--- begin Recorded information ---
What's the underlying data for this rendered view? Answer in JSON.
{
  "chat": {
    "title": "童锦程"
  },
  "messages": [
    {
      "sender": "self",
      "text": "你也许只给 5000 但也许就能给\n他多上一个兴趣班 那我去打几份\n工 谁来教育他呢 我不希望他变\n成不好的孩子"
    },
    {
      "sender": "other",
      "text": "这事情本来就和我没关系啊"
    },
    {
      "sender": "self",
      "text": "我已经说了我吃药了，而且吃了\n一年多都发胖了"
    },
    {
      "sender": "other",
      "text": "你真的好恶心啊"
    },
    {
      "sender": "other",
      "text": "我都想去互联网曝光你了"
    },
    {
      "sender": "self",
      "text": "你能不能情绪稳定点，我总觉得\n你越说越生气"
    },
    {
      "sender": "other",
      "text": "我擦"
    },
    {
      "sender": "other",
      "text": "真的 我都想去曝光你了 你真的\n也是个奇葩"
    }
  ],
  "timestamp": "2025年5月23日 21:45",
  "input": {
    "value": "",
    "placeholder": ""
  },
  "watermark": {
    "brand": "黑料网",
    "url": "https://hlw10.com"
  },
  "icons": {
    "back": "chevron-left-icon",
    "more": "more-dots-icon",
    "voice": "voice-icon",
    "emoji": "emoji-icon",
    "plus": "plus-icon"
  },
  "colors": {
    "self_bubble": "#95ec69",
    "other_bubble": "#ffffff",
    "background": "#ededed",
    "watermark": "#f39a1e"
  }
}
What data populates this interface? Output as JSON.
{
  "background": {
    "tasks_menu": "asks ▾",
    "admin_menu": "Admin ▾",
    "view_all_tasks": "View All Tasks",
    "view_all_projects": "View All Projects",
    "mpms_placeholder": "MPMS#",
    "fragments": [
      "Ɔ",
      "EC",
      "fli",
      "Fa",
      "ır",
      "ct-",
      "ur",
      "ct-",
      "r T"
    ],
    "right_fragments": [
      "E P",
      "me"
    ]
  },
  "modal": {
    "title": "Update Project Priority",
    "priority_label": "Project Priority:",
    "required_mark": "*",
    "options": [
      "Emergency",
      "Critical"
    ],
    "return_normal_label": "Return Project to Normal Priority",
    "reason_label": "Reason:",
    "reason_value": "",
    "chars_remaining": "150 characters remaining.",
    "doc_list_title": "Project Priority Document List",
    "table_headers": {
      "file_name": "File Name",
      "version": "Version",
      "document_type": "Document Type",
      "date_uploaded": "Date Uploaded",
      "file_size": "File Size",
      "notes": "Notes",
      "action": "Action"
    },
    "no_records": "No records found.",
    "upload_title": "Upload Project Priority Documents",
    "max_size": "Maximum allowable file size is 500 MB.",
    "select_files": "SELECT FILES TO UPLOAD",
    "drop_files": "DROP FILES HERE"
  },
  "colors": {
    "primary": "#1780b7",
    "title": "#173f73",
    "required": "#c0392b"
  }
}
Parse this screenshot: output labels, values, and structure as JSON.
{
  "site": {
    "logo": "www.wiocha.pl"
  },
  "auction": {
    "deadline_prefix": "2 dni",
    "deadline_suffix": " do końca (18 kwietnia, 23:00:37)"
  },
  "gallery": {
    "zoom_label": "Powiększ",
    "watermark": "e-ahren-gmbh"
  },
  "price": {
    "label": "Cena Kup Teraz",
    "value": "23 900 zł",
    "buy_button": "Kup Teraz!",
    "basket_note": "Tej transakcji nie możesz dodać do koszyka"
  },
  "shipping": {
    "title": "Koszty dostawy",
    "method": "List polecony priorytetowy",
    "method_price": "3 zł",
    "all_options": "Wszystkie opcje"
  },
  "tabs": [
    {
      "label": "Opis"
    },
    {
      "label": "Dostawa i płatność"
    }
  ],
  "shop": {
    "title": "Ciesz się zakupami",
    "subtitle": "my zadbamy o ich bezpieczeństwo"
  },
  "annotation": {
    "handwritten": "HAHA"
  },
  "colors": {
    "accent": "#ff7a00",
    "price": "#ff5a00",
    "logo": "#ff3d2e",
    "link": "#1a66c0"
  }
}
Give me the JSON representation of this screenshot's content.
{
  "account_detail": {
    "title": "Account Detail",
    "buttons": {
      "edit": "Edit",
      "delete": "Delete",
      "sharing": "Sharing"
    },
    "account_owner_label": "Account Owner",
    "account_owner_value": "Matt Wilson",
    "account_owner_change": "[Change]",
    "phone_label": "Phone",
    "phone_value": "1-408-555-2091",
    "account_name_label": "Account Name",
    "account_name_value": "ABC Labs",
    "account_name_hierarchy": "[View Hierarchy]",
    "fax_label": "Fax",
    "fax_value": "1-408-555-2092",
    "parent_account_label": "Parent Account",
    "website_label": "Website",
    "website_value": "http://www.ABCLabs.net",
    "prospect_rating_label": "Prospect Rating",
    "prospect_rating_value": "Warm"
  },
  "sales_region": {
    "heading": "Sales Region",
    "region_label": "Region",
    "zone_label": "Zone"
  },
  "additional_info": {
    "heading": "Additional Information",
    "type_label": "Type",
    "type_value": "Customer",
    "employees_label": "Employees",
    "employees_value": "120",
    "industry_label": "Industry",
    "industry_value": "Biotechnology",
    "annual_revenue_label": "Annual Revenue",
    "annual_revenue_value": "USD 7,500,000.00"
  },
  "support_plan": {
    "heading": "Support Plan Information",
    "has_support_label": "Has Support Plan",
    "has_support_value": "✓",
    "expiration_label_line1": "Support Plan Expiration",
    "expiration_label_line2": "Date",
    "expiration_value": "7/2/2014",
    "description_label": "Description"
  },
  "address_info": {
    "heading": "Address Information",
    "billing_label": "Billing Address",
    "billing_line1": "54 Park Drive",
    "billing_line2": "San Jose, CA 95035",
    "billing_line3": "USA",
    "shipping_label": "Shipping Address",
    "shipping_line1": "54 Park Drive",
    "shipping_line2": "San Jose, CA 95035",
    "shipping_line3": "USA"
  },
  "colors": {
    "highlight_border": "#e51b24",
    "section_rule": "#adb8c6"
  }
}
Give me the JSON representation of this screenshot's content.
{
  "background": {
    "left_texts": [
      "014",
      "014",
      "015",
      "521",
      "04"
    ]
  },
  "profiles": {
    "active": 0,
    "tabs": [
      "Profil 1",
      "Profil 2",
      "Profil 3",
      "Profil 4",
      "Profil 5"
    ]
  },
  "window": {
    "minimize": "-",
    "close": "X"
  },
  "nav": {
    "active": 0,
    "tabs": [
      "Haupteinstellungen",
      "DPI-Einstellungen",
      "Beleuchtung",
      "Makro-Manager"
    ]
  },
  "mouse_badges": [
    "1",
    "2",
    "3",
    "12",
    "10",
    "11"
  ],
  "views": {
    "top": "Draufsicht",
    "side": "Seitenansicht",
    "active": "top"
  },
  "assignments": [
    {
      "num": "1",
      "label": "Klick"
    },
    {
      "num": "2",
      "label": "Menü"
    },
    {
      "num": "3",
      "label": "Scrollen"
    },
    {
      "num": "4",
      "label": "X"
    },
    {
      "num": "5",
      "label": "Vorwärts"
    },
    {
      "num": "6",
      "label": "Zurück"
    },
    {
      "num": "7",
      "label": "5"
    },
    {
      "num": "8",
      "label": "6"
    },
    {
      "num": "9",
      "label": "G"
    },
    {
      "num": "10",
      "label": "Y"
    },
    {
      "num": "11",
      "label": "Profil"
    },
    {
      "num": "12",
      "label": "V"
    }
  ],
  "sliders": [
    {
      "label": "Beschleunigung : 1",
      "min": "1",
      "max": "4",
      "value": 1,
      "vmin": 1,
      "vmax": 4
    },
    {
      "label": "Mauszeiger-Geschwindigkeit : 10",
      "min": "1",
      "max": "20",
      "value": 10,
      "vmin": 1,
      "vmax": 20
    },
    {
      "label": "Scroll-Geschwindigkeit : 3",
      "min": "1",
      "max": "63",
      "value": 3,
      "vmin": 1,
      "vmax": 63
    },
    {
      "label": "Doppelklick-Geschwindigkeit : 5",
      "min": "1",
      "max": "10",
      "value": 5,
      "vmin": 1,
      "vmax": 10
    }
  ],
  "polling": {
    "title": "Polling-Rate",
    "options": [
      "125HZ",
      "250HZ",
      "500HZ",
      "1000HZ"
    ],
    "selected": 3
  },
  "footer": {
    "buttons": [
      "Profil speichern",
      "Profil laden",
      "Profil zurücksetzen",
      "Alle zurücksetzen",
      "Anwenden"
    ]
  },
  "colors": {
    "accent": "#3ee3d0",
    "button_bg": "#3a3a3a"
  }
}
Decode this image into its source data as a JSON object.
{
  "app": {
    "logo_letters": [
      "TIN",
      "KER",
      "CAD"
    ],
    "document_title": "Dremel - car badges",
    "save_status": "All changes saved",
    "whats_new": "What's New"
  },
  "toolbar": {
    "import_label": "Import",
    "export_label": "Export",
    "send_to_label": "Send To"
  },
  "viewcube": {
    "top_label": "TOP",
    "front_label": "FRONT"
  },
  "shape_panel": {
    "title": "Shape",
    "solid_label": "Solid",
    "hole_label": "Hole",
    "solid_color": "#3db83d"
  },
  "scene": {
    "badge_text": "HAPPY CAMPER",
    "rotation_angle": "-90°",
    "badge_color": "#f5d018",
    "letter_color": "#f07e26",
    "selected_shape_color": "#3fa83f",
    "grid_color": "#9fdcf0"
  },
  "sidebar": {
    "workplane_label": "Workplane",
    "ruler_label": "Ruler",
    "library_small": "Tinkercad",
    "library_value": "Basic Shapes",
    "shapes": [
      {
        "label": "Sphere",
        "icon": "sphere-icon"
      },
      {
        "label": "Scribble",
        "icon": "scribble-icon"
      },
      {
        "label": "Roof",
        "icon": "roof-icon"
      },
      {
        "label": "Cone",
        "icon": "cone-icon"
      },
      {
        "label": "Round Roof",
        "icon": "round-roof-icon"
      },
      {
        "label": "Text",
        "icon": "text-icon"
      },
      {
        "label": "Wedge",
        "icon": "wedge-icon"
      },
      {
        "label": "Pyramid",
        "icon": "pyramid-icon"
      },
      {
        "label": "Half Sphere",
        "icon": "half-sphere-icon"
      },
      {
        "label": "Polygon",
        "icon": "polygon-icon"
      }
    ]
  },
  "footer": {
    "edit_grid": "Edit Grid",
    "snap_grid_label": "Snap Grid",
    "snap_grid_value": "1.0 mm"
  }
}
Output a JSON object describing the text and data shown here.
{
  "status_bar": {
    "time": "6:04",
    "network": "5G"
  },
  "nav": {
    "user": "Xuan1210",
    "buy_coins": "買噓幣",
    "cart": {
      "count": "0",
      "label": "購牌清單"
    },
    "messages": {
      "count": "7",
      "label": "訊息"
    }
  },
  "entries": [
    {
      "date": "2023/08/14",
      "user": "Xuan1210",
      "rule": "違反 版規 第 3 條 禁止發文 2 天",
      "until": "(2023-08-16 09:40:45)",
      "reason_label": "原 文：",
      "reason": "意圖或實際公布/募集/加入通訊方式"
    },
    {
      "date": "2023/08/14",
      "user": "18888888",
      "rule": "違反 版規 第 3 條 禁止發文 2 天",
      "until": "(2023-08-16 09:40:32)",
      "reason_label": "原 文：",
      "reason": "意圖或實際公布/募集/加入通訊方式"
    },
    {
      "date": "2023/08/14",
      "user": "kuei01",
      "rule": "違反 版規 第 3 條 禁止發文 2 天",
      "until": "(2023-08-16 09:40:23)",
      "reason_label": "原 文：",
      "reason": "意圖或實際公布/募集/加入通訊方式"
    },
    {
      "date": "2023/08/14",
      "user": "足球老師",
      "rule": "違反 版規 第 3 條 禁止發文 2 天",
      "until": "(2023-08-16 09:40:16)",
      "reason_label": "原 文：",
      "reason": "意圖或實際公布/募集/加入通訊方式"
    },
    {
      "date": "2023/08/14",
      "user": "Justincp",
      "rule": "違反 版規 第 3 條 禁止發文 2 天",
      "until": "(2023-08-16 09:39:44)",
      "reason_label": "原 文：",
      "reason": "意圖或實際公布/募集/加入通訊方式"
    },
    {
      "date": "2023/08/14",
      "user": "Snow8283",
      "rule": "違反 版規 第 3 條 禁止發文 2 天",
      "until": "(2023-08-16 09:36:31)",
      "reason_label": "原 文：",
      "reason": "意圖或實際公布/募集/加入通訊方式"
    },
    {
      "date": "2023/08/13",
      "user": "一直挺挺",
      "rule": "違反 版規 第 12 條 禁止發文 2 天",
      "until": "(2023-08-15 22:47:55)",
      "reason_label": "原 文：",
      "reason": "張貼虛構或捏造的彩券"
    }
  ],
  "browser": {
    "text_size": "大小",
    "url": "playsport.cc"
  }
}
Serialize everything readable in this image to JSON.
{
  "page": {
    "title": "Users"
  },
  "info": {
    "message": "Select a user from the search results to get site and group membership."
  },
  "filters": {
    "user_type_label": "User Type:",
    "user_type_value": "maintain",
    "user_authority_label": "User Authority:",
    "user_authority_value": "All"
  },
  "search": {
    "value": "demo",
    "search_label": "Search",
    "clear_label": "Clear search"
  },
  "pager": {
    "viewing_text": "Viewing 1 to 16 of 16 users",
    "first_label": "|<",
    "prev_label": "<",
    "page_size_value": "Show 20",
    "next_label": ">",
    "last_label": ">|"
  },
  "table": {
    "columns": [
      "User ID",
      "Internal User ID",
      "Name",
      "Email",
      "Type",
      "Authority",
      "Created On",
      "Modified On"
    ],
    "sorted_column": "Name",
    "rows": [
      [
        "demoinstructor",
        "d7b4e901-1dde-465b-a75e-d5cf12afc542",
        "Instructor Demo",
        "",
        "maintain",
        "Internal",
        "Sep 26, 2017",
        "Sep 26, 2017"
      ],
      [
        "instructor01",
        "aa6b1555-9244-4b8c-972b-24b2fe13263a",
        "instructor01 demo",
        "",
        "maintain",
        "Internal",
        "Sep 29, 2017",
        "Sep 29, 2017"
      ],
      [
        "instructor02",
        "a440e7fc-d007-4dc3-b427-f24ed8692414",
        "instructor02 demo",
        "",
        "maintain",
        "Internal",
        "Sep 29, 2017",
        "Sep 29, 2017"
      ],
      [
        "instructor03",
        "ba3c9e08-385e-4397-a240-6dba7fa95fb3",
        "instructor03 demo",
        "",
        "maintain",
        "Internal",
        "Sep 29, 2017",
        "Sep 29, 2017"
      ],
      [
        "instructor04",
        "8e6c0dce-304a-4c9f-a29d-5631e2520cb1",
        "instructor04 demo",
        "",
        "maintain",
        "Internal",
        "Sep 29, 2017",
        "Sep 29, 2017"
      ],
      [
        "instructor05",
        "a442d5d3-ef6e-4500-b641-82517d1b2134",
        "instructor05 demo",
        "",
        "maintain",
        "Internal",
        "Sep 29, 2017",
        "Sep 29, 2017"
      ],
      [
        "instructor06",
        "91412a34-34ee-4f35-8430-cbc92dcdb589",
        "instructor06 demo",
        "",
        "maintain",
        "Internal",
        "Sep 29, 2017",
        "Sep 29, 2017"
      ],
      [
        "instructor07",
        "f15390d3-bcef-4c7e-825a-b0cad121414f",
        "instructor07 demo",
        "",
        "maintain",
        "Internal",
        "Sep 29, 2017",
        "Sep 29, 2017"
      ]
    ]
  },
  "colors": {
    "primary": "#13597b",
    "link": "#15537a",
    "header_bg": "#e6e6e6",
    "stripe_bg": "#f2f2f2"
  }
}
--- end Recorded information ---
* [Exercise task]
Only the number is needed: state how many lines in the listing contain "image".

* [The solution]
2